ROWS:
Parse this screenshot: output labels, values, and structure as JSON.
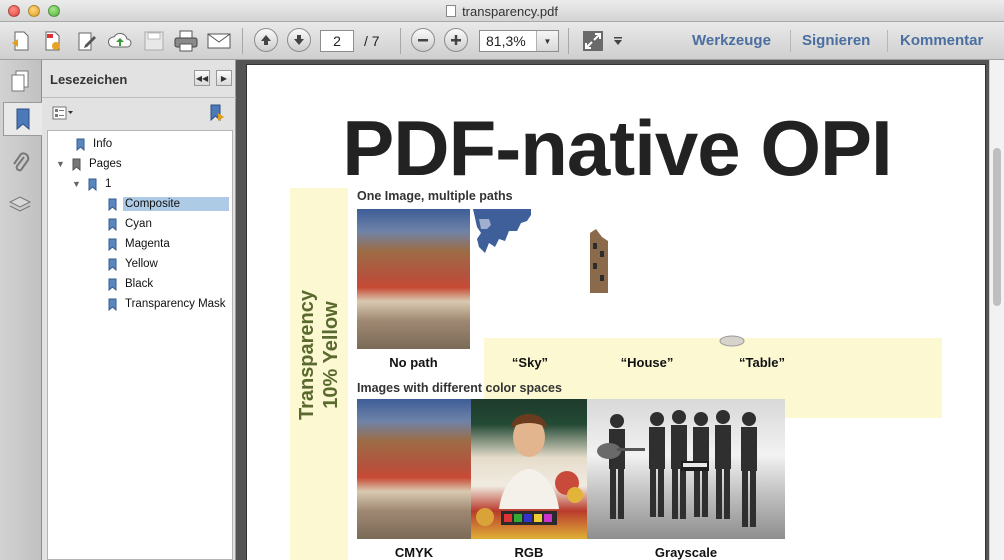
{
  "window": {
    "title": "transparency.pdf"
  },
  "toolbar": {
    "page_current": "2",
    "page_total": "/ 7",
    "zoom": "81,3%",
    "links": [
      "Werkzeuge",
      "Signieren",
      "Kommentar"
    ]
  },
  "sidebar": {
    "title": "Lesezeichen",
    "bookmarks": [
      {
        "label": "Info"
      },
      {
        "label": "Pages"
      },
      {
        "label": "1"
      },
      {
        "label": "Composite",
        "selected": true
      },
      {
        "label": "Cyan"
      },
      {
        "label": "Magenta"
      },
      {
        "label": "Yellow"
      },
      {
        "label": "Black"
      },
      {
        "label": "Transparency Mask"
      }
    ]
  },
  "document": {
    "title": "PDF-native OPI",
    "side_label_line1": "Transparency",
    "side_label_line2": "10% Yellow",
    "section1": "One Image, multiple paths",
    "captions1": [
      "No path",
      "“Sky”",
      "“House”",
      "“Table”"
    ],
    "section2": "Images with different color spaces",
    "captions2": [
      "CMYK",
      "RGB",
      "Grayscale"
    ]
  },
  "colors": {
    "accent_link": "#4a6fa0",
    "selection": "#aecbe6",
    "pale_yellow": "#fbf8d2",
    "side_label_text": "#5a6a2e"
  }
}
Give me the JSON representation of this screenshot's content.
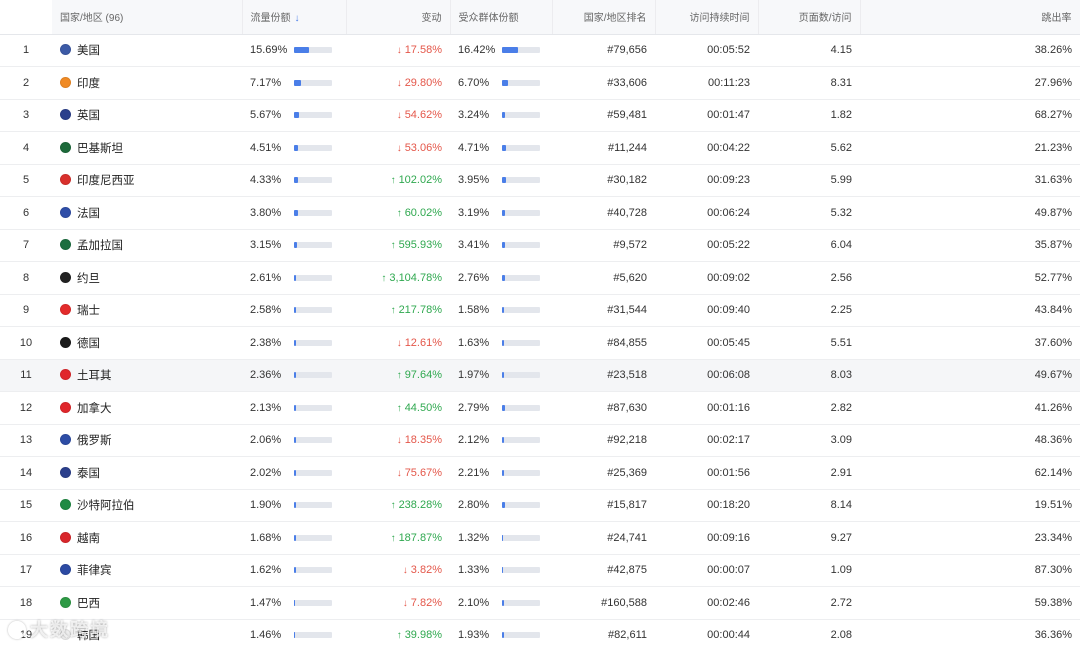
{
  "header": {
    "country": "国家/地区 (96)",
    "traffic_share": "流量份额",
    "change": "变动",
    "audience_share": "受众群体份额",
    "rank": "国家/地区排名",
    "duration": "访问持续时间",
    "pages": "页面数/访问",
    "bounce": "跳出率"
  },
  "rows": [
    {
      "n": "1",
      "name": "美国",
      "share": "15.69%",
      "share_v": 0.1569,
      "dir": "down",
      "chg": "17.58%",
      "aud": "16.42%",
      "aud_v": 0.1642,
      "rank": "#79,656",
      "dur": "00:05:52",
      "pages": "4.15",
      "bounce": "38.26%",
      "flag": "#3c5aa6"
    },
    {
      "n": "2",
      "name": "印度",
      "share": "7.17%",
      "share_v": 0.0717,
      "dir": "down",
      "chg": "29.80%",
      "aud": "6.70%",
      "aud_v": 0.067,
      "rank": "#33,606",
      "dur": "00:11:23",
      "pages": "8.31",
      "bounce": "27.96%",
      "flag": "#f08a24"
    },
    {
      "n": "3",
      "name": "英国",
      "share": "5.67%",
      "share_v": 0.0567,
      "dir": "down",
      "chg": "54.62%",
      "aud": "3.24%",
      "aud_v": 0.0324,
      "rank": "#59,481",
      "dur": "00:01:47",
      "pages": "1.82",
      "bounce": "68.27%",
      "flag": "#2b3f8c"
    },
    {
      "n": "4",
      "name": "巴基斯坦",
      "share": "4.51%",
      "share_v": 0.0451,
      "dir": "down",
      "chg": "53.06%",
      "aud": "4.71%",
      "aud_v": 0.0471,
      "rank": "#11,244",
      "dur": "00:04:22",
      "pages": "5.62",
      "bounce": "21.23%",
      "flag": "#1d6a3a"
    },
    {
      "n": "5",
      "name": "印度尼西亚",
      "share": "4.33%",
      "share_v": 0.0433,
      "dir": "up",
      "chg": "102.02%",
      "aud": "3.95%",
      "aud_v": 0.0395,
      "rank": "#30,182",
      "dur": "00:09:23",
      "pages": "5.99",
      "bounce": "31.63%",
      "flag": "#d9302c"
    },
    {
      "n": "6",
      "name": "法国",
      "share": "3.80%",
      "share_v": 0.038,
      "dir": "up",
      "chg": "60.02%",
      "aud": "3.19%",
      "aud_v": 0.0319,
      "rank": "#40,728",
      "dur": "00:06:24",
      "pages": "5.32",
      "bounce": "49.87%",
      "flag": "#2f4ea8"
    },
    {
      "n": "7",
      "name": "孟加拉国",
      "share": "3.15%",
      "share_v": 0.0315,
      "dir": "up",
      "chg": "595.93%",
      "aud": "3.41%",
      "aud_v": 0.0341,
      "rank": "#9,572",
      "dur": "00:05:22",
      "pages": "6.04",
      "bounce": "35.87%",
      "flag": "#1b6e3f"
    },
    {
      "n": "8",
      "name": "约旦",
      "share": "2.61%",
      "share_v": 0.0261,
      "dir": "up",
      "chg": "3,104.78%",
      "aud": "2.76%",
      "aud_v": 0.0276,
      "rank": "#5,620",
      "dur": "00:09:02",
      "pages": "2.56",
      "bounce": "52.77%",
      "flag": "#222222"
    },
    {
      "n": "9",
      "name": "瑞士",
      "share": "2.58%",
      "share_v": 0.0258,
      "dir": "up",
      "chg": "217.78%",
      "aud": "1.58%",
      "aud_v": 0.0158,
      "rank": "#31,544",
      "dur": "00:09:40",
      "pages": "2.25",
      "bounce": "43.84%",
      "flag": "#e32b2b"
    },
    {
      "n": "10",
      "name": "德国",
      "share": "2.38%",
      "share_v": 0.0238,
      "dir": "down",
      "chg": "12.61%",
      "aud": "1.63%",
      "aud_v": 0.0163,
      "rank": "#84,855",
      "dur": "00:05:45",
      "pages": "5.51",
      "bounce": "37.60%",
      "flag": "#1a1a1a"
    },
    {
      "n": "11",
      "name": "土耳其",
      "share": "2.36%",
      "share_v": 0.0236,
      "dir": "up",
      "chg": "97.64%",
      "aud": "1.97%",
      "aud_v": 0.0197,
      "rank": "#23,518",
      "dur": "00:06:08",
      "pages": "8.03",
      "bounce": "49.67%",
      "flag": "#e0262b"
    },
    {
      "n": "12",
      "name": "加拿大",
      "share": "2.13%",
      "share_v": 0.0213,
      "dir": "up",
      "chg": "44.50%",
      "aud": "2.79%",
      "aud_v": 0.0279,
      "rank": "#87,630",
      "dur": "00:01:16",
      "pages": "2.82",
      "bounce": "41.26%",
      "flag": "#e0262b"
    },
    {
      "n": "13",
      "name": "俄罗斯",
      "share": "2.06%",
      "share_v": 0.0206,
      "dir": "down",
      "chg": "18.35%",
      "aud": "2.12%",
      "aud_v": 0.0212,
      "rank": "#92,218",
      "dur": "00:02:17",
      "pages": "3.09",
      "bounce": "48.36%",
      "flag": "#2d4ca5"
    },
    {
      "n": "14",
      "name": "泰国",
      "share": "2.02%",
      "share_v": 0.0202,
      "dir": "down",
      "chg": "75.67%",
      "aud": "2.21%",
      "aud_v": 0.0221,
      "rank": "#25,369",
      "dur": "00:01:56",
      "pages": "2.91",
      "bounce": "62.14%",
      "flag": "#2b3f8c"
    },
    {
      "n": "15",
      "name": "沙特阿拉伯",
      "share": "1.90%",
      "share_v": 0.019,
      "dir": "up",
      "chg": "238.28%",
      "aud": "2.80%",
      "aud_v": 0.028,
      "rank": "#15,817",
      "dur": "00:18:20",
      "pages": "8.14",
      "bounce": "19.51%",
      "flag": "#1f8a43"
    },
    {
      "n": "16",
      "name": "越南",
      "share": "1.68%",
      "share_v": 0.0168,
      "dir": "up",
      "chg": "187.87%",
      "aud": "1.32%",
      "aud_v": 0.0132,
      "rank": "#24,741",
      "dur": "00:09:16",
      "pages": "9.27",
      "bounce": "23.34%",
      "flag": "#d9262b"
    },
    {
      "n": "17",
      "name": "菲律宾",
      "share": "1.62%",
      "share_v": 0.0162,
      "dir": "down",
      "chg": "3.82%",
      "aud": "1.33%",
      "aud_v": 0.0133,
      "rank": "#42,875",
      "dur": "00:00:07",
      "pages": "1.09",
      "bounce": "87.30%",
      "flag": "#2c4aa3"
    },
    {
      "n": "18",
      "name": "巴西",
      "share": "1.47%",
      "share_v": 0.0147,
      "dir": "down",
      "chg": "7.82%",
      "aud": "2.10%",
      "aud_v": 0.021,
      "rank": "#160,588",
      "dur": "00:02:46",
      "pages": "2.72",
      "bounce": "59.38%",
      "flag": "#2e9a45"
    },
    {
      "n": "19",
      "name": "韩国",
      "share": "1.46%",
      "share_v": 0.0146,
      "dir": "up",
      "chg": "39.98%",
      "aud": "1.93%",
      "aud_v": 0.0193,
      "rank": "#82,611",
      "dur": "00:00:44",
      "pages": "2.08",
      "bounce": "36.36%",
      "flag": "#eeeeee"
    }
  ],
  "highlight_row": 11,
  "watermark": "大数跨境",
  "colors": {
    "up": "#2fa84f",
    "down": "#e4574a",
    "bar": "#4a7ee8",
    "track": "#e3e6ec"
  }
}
...
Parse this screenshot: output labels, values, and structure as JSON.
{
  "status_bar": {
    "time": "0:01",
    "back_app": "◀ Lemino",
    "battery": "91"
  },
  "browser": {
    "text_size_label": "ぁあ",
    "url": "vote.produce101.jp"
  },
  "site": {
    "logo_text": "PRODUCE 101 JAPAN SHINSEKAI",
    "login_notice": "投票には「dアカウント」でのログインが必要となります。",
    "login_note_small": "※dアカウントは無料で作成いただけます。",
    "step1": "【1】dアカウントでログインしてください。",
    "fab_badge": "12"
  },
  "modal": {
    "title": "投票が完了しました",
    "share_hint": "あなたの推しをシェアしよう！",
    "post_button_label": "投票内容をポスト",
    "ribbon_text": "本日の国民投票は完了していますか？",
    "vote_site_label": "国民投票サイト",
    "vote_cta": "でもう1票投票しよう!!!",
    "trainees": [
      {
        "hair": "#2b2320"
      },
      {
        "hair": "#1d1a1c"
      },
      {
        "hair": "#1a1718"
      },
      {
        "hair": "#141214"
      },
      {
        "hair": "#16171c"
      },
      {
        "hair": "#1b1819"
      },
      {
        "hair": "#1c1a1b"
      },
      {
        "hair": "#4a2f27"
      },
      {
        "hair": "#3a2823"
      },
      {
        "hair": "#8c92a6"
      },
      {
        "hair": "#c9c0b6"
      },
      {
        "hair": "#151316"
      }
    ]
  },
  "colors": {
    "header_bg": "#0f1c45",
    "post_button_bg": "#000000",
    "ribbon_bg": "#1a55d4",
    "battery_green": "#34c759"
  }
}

DIRECTIONS: Among the entries above, how many lines hold the string "hair"? Give the number by itself.

EXERCISE RESULT: 12